>> start Records for this exercise
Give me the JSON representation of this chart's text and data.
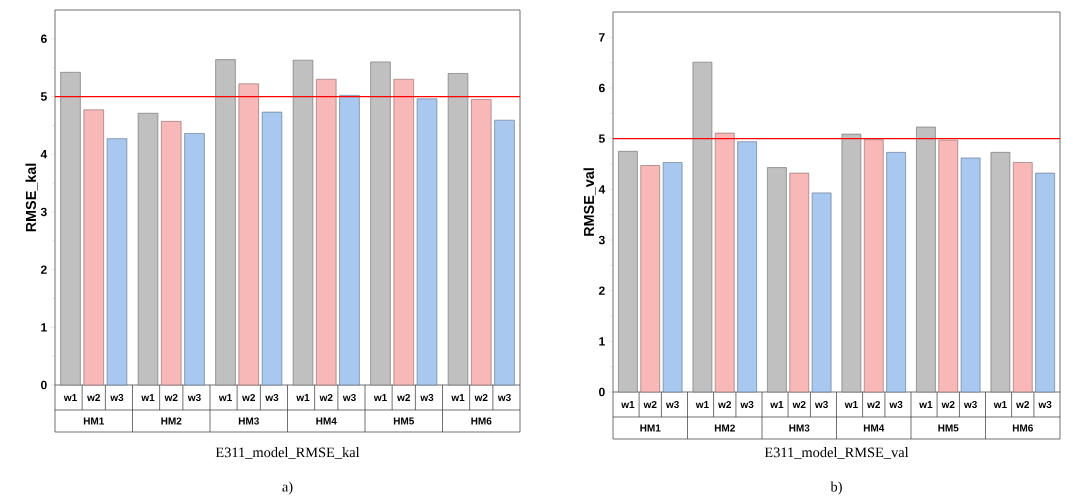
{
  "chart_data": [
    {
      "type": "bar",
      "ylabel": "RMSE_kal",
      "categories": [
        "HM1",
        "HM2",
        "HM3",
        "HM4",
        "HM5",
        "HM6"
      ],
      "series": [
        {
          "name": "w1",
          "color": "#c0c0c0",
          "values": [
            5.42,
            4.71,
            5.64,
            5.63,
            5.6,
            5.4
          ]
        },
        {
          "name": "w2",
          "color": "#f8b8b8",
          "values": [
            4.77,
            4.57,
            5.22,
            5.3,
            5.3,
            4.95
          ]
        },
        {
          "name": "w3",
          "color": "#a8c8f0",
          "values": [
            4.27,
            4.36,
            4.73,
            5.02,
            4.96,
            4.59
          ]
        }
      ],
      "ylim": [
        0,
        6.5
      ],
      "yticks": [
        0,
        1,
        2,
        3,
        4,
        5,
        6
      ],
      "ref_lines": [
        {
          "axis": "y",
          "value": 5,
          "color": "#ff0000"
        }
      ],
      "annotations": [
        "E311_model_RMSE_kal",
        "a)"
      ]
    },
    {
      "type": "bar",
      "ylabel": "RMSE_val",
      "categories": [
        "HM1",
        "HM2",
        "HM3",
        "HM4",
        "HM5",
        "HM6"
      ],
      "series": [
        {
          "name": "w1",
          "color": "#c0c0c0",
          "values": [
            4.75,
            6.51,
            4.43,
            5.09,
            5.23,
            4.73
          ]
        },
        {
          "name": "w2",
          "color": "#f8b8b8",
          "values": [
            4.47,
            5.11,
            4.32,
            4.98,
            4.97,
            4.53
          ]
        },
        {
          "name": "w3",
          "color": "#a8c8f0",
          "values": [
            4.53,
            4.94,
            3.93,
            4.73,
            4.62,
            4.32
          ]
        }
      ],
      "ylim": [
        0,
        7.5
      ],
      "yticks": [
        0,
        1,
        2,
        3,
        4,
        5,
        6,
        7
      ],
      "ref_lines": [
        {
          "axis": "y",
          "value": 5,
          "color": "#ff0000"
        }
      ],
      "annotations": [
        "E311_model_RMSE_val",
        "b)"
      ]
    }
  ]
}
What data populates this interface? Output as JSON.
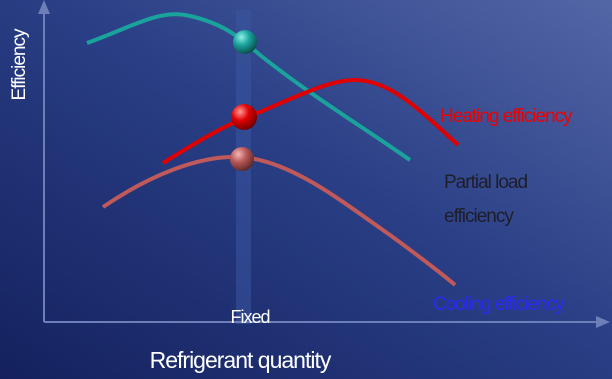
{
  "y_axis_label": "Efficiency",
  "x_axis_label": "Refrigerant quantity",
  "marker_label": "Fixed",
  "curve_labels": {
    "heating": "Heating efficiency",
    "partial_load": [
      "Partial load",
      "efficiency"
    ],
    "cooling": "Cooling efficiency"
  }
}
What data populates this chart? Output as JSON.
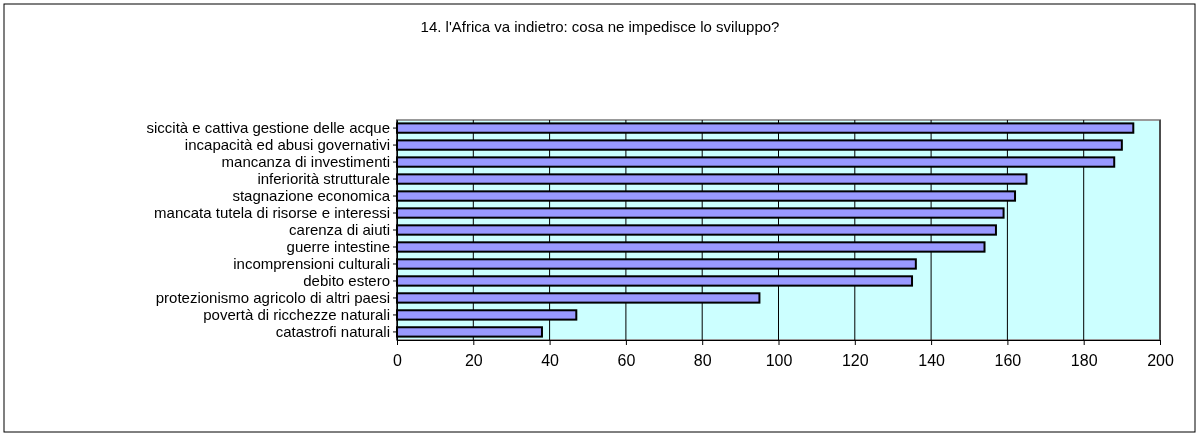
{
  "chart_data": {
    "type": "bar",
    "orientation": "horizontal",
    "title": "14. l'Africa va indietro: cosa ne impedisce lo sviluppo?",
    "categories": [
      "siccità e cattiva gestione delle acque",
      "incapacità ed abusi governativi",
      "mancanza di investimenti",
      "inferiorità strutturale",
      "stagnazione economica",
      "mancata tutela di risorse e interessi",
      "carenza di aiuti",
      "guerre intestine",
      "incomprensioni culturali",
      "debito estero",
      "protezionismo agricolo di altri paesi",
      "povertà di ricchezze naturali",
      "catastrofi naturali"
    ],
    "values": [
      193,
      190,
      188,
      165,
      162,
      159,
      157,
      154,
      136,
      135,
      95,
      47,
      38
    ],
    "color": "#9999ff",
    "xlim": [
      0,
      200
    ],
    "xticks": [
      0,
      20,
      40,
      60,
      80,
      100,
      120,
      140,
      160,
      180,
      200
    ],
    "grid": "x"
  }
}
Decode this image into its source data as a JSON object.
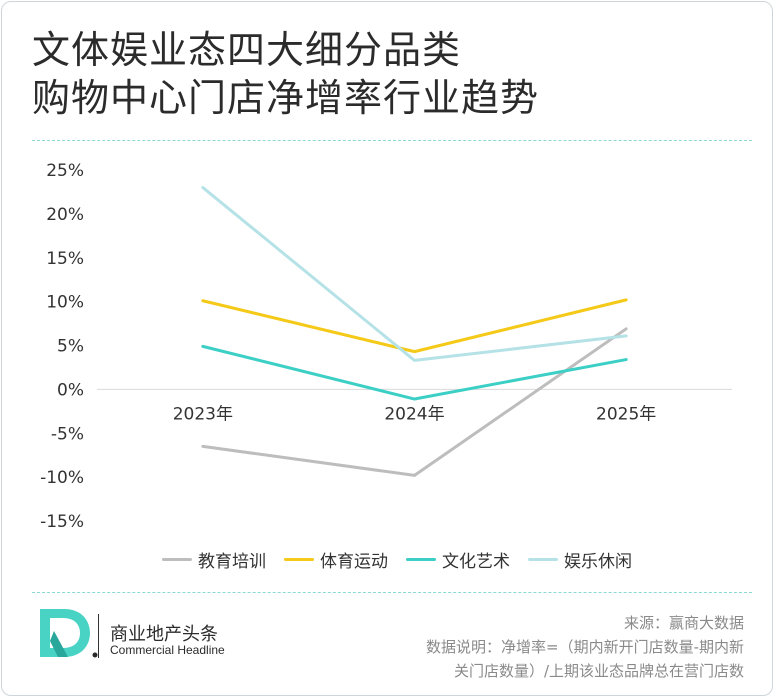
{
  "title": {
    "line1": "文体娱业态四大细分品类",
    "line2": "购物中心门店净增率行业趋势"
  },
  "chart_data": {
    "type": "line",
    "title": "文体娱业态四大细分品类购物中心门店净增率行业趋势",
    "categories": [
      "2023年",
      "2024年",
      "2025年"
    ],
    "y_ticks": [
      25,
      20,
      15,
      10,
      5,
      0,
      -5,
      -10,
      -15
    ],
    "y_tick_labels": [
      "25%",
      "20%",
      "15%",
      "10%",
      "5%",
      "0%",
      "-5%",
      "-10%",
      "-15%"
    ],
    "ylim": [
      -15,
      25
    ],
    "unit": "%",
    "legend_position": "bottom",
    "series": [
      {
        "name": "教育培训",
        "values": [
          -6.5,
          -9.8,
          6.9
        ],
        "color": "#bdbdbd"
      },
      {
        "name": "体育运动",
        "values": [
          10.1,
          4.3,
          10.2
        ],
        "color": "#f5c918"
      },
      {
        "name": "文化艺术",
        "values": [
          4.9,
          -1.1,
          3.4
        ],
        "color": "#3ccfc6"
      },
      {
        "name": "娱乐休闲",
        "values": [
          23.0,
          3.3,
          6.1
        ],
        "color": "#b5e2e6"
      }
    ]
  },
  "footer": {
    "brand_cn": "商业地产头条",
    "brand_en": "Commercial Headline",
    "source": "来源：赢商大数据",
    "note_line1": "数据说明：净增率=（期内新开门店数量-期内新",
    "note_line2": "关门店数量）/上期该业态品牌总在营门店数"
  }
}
>> end Records for this exercise
▶ [Given request]: Omit the pictures and give the material again, exactly and in full.

▶ [Solution for this task]:
Give me the JSON representation of this chart's text and data.
{
  "chart_data": [
    {
      "type": "bar",
      "ylabel": "RMSE_kal",
      "categories": [
        "HM1",
        "HM2",
        "HM3",
        "HM4",
        "HM5",
        "HM6"
      ],
      "series": [
        {
          "name": "w1",
          "color": "#c0c0c0",
          "values": [
            5.42,
            4.71,
            5.64,
            5.63,
            5.6,
            5.4
          ]
        },
        {
          "name": "w2",
          "color": "#f8b8b8",
          "values": [
            4.77,
            4.57,
            5.22,
            5.3,
            5.3,
            4.95
          ]
        },
        {
          "name": "w3",
          "color": "#a8c8f0",
          "values": [
            4.27,
            4.36,
            4.73,
            5.02,
            4.96,
            4.59
          ]
        }
      ],
      "ylim": [
        0,
        6.5
      ],
      "yticks": [
        0,
        1,
        2,
        3,
        4,
        5,
        6
      ],
      "ref_lines": [
        {
          "axis": "y",
          "value": 5,
          "color": "#ff0000"
        }
      ],
      "annotations": [
        "E311_model_RMSE_kal",
        "a)"
      ]
    },
    {
      "type": "bar",
      "ylabel": "RMSE_val",
      "categories": [
        "HM1",
        "HM2",
        "HM3",
        "HM4",
        "HM5",
        "HM6"
      ],
      "series": [
        {
          "name": "w1",
          "color": "#c0c0c0",
          "values": [
            4.75,
            6.51,
            4.43,
            5.09,
            5.23,
            4.73
          ]
        },
        {
          "name": "w2",
          "color": "#f8b8b8",
          "values": [
            4.47,
            5.11,
            4.32,
            4.98,
            4.97,
            4.53
          ]
        },
        {
          "name": "w3",
          "color": "#a8c8f0",
          "values": [
            4.53,
            4.94,
            3.93,
            4.73,
            4.62,
            4.32
          ]
        }
      ],
      "ylim": [
        0,
        7.5
      ],
      "yticks": [
        0,
        1,
        2,
        3,
        4,
        5,
        6,
        7
      ],
      "ref_lines": [
        {
          "axis": "y",
          "value": 5,
          "color": "#ff0000"
        }
      ],
      "annotations": [
        "E311_model_RMSE_val",
        "b)"
      ]
    }
  ]
}
What data populates this interface? Output as JSON.
{
  "y_axis_label": "Efficiency",
  "x_axis_label": "Refrigerant quantity",
  "marker_label": "Fixed",
  "curve_labels": {
    "heating": "Heating efficiency",
    "partial_load": [
      "Partial load",
      "efficiency"
    ],
    "cooling": "Cooling efficiency"
  }
}
What data populates this chart? Output as JSON.
{
  "chart_data": {
    "type": "bar",
    "orientation": "horizontal",
    "title": "14. l'Africa va indietro: cosa ne impedisce lo sviluppo?",
    "categories": [
      "siccità e cattiva gestione delle acque",
      "incapacità ed abusi governativi",
      "mancanza di investimenti",
      "inferiorità strutturale",
      "stagnazione economica",
      "mancata tutela di risorse e interessi",
      "carenza di aiuti",
      "guerre intestine",
      "incomprensioni culturali",
      "debito estero",
      "protezionismo agricolo di altri paesi",
      "povertà di ricchezze naturali",
      "catastrofi naturali"
    ],
    "values": [
      193,
      190,
      188,
      165,
      162,
      159,
      157,
      154,
      136,
      135,
      95,
      47,
      38
    ],
    "color": "#9999ff",
    "xlim": [
      0,
      200
    ],
    "xticks": [
      0,
      20,
      40,
      60,
      80,
      100,
      120,
      140,
      160,
      180,
      200
    ],
    "grid": "x"
  }
}
Decode this image into its source data as a JSON object.
{
  "title": {
    "line1": "文体娱业态四大细分品类",
    "line2": "购物中心门店净增率行业趋势"
  },
  "chart_data": {
    "type": "line",
    "title": "文体娱业态四大细分品类购物中心门店净增率行业趋势",
    "categories": [
      "2023年",
      "2024年",
      "2025年"
    ],
    "y_ticks": [
      25,
      20,
      15,
      10,
      5,
      0,
      -5,
      -10,
      -15
    ],
    "y_tick_labels": [
      "25%",
      "20%",
      "15%",
      "10%",
      "5%",
      "0%",
      "-5%",
      "-10%",
      "-15%"
    ],
    "ylim": [
      -15,
      25
    ],
    "unit": "%",
    "legend_position": "bottom",
    "series": [
      {
        "name": "教育培训",
        "values": [
          -6.5,
          -9.8,
          6.9
        ],
        "color": "#bdbdbd"
      },
      {
        "name": "体育运动",
        "values": [
          10.1,
          4.3,
          10.2
        ],
        "color": "#f5c918"
      },
      {
        "name": "文化艺术",
        "values": [
          4.9,
          -1.1,
          3.4
        ],
        "color": "#3ccfc6"
      },
      {
        "name": "娱乐休闲",
        "values": [
          23.0,
          3.3,
          6.1
        ],
        "color": "#b5e2e6"
      }
    ]
  },
  "footer": {
    "brand_cn": "商业地产头条",
    "brand_en": "Commercial Headline",
    "source": "来源：赢商大数据",
    "note_line1": "数据说明：净增率=（期内新开门店数量-期内新",
    "note_line2": "关门店数量）/上期该业态品牌总在营门店数"
  }
}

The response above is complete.